** Given request **
Transcribe the records below exactly as they appear, omitting any pictures.

Records from a data collection
--- BEGIN ---
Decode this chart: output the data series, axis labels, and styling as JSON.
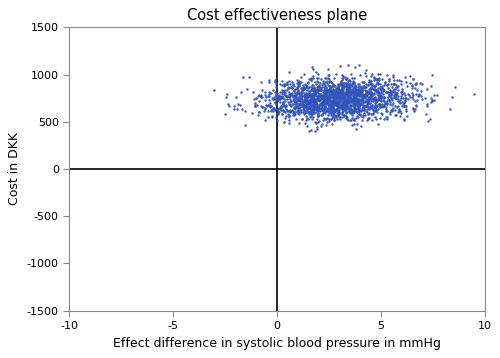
{
  "title": "Cost effectiveness plane",
  "xlabel": "Effect difference in systolic blood pressure in mmHg",
  "ylabel": "Cost in DKK",
  "xlim": [
    -10,
    10
  ],
  "ylim": [
    -1500,
    1500
  ],
  "xticks": [
    -10,
    -5,
    0,
    5,
    10
  ],
  "yticks": [
    -1500,
    -1000,
    -500,
    0,
    500,
    1000,
    1500
  ],
  "dot_color": "#3355bb",
  "dot_size": 3,
  "n_points": 2000,
  "cluster_x_mean": 2.8,
  "cluster_x_std": 1.8,
  "cluster_y_mean": 720,
  "cluster_y_std": 110,
  "background_color": "#ffffff",
  "seed": 42
}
--- END ---
** Answer below **
Decode this chart: output the data series, axis labels, and styling as JSON.
{
  "title": "Cost effectiveness plane",
  "xlabel": "Effect difference in systolic blood pressure in mmHg",
  "ylabel": "Cost in DKK",
  "xlim": [
    -10,
    10
  ],
  "ylim": [
    -1500,
    1500
  ],
  "xticks": [
    -10,
    -5,
    0,
    5,
    10
  ],
  "yticks": [
    -1500,
    -1000,
    -500,
    0,
    500,
    1000,
    1500
  ],
  "dot_color": "#3355bb",
  "dot_size": 3,
  "n_points": 2000,
  "cluster_x_mean": 2.8,
  "cluster_x_std": 1.8,
  "cluster_y_mean": 720,
  "cluster_y_std": 110,
  "background_color": "#ffffff",
  "seed": 42
}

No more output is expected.